Exactly reproduce the lines that follow.

◆ Source records
★ ★ ★ ★

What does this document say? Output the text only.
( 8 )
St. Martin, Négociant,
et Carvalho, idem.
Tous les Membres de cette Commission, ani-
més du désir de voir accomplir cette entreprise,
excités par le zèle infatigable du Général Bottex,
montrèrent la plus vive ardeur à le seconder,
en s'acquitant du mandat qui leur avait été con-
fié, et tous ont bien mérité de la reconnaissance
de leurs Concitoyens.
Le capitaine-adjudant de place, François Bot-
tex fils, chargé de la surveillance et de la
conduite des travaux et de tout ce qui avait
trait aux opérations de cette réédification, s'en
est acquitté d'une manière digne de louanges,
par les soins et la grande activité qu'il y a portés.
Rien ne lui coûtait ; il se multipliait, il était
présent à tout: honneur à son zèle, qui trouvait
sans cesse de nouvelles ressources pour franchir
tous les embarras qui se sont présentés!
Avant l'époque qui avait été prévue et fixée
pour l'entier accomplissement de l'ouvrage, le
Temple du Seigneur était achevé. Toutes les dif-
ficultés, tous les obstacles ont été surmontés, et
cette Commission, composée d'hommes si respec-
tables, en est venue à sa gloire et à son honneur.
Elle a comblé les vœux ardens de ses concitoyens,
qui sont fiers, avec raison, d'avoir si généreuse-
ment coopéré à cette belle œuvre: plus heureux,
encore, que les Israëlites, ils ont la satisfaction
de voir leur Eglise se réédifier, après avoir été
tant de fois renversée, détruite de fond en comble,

★ ★ ★ ★

◆ OUTPUT FOR THIS TASK
What does this document say? Output the text only.
( 8 )
St. Martin, Négociant,
et Carvalho, idem.
Tous les Membres de cette Commission, ani-
més du désir de voir accomplir cette entreprise,
excités par le zèle infatigable du Général Bottex,
montrèrent la plus vive ardeur à le seconder,
en s'acquitant du mandat qui leur avait été con-
fié, et tous ont bien mérité de la reconnaissance
de leurs Concitoyens.
Le capitaine-adjudant de place, François Bot-
tex fils, chargé de la surveillance et de la
conduite des travaux et de tout ce qui avait
trait aux opérations de cette réédification, s'en
est acquitté d'une manière digne de louanges,
par les soins et la grande activité qu'il y a portés.
Rien ne lui coûtait ; il se multipliait, il était
présent à tout: honneur à son zèle, qui trouvait
sans cesse de nouvelles ressources pour franchir
tous les embarras qui se sont présentés!
Avant l'époque qui avait été prévue et fixée
pour l'entier accomplissement de l'ouvrage, le
Temple du Seigneur était achevé. Toutes les dif-
ficultés, tous les obstacles ont été surmontés, et
cette Commission, composée d'hommes si respec-
tables, en est venue à sa gloire et à son honneur.
Elle a comblé les vœux ardens de ses concitoyens,
qui sont fiers, avec raison, d'avoir si généreuse-
ment coopéré à cette belle œuvre: plus heureux,
encore, que les Israëlites, ils ont la satisfaction
de voir leur Eglise se réédifier, après avoir été
tant de fois renversée, détruite de fond en comble,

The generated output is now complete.